-- Start of Information supplied --

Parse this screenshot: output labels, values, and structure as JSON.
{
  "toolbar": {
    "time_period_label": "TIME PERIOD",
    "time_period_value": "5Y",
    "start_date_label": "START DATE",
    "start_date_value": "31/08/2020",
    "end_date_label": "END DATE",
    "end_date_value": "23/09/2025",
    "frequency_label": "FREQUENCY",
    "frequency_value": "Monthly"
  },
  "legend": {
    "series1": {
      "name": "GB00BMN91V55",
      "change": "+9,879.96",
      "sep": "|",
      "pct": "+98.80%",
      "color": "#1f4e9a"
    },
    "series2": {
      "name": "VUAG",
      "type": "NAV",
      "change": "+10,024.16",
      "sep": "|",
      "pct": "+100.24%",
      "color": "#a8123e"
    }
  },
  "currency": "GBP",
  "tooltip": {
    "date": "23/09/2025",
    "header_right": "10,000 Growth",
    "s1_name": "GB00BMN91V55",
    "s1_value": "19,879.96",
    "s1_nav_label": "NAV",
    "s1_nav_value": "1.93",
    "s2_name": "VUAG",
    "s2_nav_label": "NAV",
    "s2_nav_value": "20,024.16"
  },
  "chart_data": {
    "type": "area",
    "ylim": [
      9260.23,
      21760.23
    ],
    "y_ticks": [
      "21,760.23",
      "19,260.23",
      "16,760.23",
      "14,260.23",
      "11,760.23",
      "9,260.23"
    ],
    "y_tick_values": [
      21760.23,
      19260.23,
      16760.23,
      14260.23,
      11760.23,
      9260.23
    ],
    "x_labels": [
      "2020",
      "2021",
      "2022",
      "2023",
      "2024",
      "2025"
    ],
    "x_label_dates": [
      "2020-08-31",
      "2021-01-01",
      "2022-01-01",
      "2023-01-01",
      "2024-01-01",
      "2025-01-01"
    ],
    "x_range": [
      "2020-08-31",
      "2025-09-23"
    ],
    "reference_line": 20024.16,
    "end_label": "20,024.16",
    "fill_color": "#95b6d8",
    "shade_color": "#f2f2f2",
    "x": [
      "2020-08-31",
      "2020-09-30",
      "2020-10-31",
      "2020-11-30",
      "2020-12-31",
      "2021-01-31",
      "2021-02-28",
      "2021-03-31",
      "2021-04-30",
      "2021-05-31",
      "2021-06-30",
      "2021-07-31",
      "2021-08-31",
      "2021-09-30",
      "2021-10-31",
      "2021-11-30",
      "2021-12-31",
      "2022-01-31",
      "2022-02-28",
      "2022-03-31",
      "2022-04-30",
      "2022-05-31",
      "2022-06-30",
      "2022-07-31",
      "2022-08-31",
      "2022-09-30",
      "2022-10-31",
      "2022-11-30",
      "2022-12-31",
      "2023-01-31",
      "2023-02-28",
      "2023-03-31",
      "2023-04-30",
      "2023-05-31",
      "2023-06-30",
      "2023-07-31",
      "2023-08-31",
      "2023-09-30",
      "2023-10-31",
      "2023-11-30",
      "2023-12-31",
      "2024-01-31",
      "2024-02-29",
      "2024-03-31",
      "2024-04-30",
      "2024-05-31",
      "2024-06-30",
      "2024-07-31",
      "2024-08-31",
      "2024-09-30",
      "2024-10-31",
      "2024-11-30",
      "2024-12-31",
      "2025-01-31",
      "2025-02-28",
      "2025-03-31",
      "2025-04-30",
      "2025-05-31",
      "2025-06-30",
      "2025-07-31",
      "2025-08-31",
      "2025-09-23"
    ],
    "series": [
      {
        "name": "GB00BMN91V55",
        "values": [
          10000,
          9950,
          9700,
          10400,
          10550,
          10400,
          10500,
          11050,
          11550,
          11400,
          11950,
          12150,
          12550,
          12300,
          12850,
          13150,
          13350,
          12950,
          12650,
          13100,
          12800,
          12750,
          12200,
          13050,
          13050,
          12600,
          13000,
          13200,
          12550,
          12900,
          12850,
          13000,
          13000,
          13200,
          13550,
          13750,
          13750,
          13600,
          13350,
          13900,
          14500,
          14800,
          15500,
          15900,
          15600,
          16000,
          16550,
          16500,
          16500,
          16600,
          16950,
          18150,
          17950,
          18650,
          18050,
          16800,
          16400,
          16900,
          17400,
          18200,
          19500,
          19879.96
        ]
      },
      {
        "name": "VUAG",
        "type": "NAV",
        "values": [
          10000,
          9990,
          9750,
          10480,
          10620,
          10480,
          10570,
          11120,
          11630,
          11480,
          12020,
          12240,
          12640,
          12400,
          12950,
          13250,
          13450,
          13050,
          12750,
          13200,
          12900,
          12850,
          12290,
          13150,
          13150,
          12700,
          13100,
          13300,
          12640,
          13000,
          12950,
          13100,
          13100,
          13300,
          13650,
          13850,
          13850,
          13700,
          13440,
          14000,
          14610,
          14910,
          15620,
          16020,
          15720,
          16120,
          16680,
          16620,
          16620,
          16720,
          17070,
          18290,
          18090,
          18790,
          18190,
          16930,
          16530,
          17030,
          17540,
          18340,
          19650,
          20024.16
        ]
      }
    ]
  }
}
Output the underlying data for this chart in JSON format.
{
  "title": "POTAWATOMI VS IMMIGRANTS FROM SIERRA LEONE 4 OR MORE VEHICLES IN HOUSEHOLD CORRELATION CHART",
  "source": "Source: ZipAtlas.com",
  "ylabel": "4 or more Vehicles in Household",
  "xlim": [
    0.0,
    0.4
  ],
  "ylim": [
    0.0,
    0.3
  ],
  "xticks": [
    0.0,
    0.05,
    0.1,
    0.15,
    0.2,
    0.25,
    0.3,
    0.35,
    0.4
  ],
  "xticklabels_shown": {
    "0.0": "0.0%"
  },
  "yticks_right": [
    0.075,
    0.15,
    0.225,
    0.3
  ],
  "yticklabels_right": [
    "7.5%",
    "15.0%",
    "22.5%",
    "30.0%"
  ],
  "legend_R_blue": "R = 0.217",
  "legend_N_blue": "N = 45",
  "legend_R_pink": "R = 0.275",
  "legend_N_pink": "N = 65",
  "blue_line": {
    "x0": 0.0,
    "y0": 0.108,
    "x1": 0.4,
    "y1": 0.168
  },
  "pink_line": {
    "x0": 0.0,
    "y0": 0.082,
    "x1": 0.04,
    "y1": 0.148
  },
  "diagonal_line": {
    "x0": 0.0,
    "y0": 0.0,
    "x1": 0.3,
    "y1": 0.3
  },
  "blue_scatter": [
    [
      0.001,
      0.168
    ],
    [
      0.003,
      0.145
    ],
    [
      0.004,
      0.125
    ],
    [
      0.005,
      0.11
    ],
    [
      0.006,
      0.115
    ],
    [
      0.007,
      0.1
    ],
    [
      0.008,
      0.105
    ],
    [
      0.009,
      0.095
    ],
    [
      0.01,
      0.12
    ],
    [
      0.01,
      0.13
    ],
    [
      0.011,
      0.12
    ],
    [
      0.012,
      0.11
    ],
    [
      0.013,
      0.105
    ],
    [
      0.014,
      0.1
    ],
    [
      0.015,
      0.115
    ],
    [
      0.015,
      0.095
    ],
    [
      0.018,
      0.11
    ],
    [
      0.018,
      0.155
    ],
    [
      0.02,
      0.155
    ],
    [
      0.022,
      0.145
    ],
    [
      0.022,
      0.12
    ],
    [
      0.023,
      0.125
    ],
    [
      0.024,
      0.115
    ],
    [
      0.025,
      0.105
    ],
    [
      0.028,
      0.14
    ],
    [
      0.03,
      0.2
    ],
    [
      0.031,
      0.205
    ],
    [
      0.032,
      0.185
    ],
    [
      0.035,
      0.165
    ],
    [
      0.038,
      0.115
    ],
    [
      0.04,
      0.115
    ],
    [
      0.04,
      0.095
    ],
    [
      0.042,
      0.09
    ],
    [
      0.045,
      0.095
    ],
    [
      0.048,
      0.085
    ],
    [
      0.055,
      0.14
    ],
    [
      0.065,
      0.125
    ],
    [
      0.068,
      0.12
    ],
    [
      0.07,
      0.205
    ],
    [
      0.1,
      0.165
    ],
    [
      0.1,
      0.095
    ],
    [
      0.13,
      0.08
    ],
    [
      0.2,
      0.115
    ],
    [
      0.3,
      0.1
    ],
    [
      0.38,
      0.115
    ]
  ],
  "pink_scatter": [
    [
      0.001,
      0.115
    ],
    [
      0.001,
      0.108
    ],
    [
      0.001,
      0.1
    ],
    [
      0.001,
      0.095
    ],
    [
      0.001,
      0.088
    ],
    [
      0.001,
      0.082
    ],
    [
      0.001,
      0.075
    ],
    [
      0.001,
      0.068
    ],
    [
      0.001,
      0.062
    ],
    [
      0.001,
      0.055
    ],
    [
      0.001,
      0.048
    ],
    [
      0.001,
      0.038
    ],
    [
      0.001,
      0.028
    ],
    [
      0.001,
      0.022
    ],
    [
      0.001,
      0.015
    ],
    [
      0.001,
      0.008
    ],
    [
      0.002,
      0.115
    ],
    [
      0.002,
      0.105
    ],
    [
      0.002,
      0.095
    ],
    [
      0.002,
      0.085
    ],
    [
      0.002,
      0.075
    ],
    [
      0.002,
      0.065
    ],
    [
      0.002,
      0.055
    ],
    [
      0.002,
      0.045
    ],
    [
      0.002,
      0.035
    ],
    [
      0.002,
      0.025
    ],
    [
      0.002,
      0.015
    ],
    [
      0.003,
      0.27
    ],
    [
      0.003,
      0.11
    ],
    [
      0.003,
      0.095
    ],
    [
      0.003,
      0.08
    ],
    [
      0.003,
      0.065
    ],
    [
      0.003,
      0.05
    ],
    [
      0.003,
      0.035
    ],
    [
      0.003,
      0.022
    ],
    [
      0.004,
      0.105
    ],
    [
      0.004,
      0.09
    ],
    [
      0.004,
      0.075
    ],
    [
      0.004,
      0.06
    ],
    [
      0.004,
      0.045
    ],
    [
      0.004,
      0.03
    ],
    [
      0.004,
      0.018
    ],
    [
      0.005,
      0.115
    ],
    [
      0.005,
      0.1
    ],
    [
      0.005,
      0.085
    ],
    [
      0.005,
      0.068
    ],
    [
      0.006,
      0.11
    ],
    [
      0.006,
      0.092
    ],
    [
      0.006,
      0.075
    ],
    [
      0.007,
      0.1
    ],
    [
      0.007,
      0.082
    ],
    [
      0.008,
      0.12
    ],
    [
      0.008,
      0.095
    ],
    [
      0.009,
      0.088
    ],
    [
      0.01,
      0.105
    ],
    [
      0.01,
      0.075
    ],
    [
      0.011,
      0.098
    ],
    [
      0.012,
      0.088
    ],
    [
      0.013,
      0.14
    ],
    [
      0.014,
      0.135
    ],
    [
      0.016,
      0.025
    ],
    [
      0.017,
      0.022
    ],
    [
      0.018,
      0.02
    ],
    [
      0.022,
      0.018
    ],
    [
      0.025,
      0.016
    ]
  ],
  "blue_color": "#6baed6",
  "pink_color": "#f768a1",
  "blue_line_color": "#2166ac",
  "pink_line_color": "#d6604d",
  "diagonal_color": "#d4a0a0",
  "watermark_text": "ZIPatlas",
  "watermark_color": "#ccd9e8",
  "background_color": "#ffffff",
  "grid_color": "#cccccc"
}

-- End of Information supplied --

**What is expected**
Pick out the lines that include the word "this" and write them out.

**Exercise response**
Parse this screenshot: output labels, values, and structure as JSON.
Output the underlying data for this chart in JSON format.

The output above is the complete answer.